• [Texto fuente]
_ _ _

Las universidades de élite de Estados Unidos han nutrido a lo largo de la historia tanto los movimientos sociales que cuestionan el status quo como la flor y nata de la sociedad que lo mantiene, y el movimiento 'Ocupemos Wall Street' es el hecho más reciente en resaltar tal contradicción.

Con altísimas matrículas anuales, miles de millones de dólares en donaciones y una larga lista de graduados poderosos que trabajan en Wall Street y Washington, estas universidades representan el tipo de instituciones por las que nació el movimiento Ocupemos y su oposición a la influencia indebida de quienes se encuentran en los niveles más altos de la sociedad. Sin embargo, sus estudiantes se están sumando a la protesta.

Los miembros de las instituciones de élite se encuentran en una posición inmejorable para cambiarlas, dijo Rossen Djagalov, un profesor adjunto de Historia y Literatura en la Universidad de Harvard, cuya matrícula cuesta aproximadamente 50.000 dólares al año.

"Sólo queremos esta universidad para ser mejores ciudadanos, ya sea en Cambridge (Massachusetts, donde se encuentra la universidad) o en todo el país, en el que los graduados de Harvard son gente tan importante", dijo Djagalov.

Desde que comenzó en septiembre con un campamento en Nueva York, el movimiento Ocupemos ha recibido un enorme apoyo de los estudiantes de las mejores universidades, y ellos se han integrado a la resistencia pública.

_ _ _

• [Datos registrados]

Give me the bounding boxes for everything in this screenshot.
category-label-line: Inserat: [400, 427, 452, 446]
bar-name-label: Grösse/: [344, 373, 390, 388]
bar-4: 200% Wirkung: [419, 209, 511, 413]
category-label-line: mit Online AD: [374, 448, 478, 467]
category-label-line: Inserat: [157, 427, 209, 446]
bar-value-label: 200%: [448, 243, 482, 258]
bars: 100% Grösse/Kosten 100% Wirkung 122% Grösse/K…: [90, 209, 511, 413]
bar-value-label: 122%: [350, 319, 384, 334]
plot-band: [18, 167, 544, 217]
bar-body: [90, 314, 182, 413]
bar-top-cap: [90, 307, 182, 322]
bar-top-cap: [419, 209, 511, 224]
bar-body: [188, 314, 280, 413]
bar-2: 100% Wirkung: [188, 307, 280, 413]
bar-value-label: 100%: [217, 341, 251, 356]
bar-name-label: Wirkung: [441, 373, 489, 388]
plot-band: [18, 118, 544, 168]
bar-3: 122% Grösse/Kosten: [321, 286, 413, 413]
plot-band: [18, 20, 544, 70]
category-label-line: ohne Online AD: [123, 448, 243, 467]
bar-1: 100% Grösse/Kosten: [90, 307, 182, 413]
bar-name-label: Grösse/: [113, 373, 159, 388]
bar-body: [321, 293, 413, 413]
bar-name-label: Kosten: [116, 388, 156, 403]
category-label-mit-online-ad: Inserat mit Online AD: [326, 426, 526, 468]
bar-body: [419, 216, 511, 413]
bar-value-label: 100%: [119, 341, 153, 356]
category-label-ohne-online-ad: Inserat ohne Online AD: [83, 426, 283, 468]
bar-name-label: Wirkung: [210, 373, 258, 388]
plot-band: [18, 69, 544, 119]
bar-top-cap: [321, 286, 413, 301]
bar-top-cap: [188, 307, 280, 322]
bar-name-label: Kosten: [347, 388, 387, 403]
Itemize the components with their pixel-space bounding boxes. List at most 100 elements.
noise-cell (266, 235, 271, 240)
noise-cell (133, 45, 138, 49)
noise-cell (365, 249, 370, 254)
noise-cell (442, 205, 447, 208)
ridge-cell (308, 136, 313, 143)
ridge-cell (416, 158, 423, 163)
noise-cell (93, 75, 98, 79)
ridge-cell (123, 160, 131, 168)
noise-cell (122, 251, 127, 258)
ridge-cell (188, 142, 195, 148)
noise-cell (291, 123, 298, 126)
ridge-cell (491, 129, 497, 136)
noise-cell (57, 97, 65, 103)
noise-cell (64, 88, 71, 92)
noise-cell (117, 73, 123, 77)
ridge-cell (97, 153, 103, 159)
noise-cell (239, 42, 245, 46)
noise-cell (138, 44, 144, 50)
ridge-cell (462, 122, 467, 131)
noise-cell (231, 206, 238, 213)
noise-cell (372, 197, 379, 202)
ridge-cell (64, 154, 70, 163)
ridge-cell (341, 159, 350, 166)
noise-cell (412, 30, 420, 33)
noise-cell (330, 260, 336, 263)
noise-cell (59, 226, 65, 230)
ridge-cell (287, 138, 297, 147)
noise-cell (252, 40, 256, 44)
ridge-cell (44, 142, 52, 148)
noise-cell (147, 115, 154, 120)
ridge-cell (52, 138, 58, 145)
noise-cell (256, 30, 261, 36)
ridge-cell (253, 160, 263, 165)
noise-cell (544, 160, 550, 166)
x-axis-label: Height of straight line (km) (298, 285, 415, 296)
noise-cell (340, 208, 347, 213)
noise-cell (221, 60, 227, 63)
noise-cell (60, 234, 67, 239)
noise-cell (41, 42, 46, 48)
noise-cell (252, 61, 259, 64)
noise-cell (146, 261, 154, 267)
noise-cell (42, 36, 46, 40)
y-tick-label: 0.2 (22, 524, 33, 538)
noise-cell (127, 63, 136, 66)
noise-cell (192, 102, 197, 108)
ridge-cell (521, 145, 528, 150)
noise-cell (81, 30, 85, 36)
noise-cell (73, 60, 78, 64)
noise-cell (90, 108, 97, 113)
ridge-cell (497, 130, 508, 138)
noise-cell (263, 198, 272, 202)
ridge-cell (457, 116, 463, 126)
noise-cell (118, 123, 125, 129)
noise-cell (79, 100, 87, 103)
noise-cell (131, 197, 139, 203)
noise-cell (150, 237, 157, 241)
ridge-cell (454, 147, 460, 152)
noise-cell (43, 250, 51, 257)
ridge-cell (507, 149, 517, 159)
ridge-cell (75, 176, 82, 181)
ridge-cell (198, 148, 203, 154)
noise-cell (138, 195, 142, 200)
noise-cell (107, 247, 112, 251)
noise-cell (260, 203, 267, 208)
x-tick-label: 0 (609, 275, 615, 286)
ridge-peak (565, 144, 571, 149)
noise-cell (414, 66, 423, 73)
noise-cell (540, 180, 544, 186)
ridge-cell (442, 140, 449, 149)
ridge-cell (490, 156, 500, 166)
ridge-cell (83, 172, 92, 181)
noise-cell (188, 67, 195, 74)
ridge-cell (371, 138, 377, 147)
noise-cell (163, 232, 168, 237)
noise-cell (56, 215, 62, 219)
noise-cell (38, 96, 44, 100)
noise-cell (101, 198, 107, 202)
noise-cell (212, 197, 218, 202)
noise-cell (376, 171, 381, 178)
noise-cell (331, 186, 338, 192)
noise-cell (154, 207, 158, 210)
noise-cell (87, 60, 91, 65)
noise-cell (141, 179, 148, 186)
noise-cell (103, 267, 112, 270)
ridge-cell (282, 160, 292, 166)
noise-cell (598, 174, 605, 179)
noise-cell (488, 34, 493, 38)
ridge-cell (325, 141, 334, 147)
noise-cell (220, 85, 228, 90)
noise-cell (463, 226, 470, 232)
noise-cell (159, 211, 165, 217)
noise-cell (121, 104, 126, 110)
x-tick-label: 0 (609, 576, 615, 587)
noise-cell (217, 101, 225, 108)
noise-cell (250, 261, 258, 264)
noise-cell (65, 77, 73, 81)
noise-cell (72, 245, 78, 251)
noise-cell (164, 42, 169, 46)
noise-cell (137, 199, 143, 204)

_ _ _

• [Lista de tareas]
- a) Responde estas preguntas con datos del texto fuente:
(i) ¿Cuánto cuesta aproximadamente la matrícula anual de la Universidad de Harvard?
(ii) ¿Qué cargo ocupa Rossen Djagalov?
(iii) ¿Cuándo y dónde comenzó el movimiento Ocupemos?
- b) Según el texto fuente, ¿por qué las universidades de élite representan el tipo de institución contra el que nació el movimiento Ocupemos? Explícalo en una a tres oraciones.
- c) Transcribe del texto fuente el fragmento que empieza en las palabras "Con altísimas matrículas" y termina con las palabras "a la protesta.".

• [Respuestas]
- a)
(i) Unos 50.000 dólares al año.
(ii) Es profesor adjunto de Historia y Literatura en la Universidad de Harvard.
(iii) Comenzó en septiembre con un campamento en Nueva York.

- b) Estas universidades tienen matrículas anuales altísimas y reciben miles de millones de dólares en donaciones. Además, muchos de sus graduados son personas poderosas que trabajan en Wall Street y Washington. Por eso encarnan la influencia indebida de los niveles más altos de la sociedad, a la que se opone el movimiento.

- c)
Con altísimas matrículas anuales, miles de millones de dólares en donaciones y una larga lista de graduados poderosos que trabajan en Wall Street y Washington, estas universidades representan el tipo de instituciones por las que nació el movimiento Ocupemos y su oposición a la influencia indebida de quienes se encuentran en los niveles más altos de la sociedad. Sin embargo, sus estudiantes se están sumando a la protesta.